Element boundary listing =
## Begin

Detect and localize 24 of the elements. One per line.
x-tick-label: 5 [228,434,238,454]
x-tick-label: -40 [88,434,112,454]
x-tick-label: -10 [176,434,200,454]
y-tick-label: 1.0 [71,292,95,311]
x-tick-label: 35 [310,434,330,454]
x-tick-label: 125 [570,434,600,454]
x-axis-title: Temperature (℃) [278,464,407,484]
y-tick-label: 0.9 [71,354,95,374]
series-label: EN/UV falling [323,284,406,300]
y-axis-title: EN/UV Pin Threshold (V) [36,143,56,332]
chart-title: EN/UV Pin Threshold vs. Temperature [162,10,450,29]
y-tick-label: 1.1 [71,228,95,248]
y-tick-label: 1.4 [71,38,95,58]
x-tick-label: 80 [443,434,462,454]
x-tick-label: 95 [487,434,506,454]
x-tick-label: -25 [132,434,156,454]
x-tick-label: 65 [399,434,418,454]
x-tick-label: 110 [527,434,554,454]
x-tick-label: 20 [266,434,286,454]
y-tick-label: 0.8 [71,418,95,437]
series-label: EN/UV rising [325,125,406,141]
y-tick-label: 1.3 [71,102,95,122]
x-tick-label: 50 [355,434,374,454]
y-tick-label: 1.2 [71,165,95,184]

## End

TASK DIRECTIONS = Retype the listing above line for line, changing nothing.

THE ANSWER =
Detect and localize 24 of the elements. One per line.
x-tick-label: 5 [228,434,238,454]
x-tick-label: -40 [88,434,112,454]
x-tick-label: -10 [176,434,200,454]
y-tick-label: 1.0 [71,292,95,311]
x-tick-label: 35 [310,434,330,454]
x-tick-label: 125 [570,434,600,454]
x-axis-title: Temperature (℃) [278,464,407,484]
y-tick-label: 0.9 [71,354,95,374]
series-label: EN/UV falling [323,284,406,300]
y-axis-title: EN/UV Pin Threshold (V) [36,143,56,332]
chart-title: EN/UV Pin Threshold vs. Temperature [162,10,450,29]
y-tick-label: 1.1 [71,228,95,248]
y-tick-label: 1.4 [71,38,95,58]
x-tick-label: 80 [443,434,462,454]
x-tick-label: 95 [487,434,506,454]
x-tick-label: -25 [132,434,156,454]
x-tick-label: 65 [399,434,418,454]
x-tick-label: 110 [527,434,554,454]
x-tick-label: 20 [266,434,286,454]
y-tick-label: 0.8 [71,418,95,437]
series-label: EN/UV rising [325,125,406,141]
y-tick-label: 1.3 [71,102,95,122]
x-tick-label: 50 [355,434,374,454]
y-tick-label: 1.2 [71,165,95,184]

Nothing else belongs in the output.